#### Instructions to follow
Below are some records; reproduce every one of them exactly.

:: Data excerpts

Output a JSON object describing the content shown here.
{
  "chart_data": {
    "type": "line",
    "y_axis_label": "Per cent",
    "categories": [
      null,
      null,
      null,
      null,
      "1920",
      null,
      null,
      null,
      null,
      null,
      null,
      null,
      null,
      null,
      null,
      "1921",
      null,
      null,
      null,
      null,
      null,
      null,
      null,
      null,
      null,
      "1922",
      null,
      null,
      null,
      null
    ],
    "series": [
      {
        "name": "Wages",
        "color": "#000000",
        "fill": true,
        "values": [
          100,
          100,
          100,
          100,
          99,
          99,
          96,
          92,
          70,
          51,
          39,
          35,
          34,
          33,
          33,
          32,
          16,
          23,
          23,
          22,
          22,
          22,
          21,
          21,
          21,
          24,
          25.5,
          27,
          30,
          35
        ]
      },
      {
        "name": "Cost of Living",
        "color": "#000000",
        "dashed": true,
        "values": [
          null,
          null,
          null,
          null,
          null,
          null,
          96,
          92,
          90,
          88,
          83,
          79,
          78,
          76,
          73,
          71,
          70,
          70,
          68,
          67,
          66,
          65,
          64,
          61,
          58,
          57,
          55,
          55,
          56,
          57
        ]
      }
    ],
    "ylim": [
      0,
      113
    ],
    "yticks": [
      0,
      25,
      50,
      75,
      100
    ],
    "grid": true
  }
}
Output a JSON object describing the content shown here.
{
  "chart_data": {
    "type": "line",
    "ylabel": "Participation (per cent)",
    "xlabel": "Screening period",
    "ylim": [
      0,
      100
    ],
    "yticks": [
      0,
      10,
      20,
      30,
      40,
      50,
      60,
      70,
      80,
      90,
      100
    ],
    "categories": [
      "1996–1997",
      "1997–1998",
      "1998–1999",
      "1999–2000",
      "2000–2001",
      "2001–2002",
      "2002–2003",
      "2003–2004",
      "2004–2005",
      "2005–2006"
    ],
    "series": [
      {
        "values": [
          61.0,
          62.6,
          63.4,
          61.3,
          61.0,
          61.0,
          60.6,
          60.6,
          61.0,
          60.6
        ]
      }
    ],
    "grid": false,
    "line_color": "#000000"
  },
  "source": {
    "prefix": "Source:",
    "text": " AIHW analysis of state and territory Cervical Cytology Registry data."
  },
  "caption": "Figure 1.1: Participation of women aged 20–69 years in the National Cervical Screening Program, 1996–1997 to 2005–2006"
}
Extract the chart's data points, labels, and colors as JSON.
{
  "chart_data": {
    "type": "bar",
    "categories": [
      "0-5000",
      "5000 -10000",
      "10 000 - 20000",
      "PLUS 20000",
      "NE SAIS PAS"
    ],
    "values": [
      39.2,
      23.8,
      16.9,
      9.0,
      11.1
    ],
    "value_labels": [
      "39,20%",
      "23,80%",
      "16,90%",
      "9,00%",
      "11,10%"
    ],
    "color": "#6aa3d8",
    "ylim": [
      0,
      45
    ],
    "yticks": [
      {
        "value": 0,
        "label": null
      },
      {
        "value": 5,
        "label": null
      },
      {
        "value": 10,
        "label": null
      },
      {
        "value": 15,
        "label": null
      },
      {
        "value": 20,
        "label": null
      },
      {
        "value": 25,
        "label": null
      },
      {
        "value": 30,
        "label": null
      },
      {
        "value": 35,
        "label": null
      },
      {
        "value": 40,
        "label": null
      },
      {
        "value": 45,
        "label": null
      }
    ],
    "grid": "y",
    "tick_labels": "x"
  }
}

::::

#### Answer to the exercise
Output a JSON object describing the content shown here.
{
  "chart_data": {
    "type": "line",
    "y_axis_label": "Per cent",
    "categories": [
      null,
      null,
      null,
      null,
      "1920",
      null,
      null,
      null,
      null,
      null,
      null,
      null,
      null,
      null,
      null,
      "1921",
      null,
      null,
      null,
      null,
      null,
      null,
      null,
      null,
      null,
      "1922",
      null,
      null,
      null,
      null
    ],
    "series": [
      {
        "name": "Wages",
        "color": "#000000",
        "fill": true,
        "values": [
          100,
          100,
          100,
          100,
          99,
          99,
          96,
          92,
          70,
          51,
          39,
          35,
          34,
          33,
          33,
          32,
          16,
          23,
          23,
          22,
          22,
          22,
          21,
          21,
          21,
          24,
          25.5,
          27,
          30,
          35
        ]
      },
      {
        "name": "Cost of Living",
        "color": "#000000",
        "dashed": true,
        "values": [
          null,
          null,
          null,
          null,
          null,
          null,
          96,
          92,
          90,
          88,
          83,
          79,
          78,
          76,
          73,
          71,
          70,
          70,
          68,
          67,
          66,
          65,
          64,
          61,
          58,
          57,
          55,
          55,
          56,
          57
        ]
      }
    ],
    "ylim": [
      0,
      113
    ],
    "yticks": [
      0,
      25,
      50,
      75,
      100
    ],
    "grid": true
  }
}
Output a JSON object describing the content shown here.
{
  "chart_data": {
    "type": "line",
    "ylabel": "Participation (per cent)",
    "xlabel": "Screening period",
    "ylim": [
      0,
      100
    ],
    "yticks": [
      0,
      10,
      20,
      30,
      40,
      50,
      60,
      70,
      80,
      90,
      100
    ],
    "categories": [
      "1996–1997",
      "1997–1998",
      "1998–1999",
      "1999–2000",
      "2000–2001",
      "2001–2002",
      "2002–2003",
      "2003–2004",
      "2004–2005",
      "2005–2006"
    ],
    "series": [
      {
        "values": [
          61.0,
          62.6,
          63.4,
          61.3,
          61.0,
          61.0,
          60.6,
          60.6,
          61.0,
          60.6
        ]
      }
    ],
    "grid": false,
    "line_color": "#000000"
  },
  "source": {
    "prefix": "Source:",
    "text": " AIHW analysis of state and territory Cervical Cytology Registry data."
  },
  "caption": "Figure 1.1: Participation of women aged 20–69 years in the National Cervical Screening Program, 1996–1997 to 2005–2006"
}
Extract the chart's data points, labels, and colors as JSON.
{
  "chart_data": {
    "type": "bar",
    "categories": [
      "0-5000",
      "5000 -10000",
      "10 000 - 20000",
      "PLUS 20000",
      "NE SAIS PAS"
    ],
    "values": [
      39.2,
      23.8,
      16.9,
      9.0,
      11.1
    ],
    "value_labels": [
      "39,20%",
      "23,80%",
      "16,90%",
      "9,00%",
      "11,10%"
    ],
    "color": "#6aa3d8",
    "ylim": [
      0,
      45
    ],
    "yticks": [
      {
        "value": 0,
        "label": null
      },
      {
        "value": 5,
        "label": null
      },
      {
        "value": 10,
        "label": null
      },
      {
        "value": 15,
        "label": null
      },
      {
        "value": 20,
        "label": null
      },
      {
        "value": 25,
        "label": null
      },
      {
        "value": 30,
        "label": null
      },
      {
        "value": 35,
        "label": null
      },
      {
        "value": 40,
        "label": null
      },
      {
        "value": 45,
        "label": null
      }
    ],
    "grid": "y",
    "tick_labels": "x"
  }
}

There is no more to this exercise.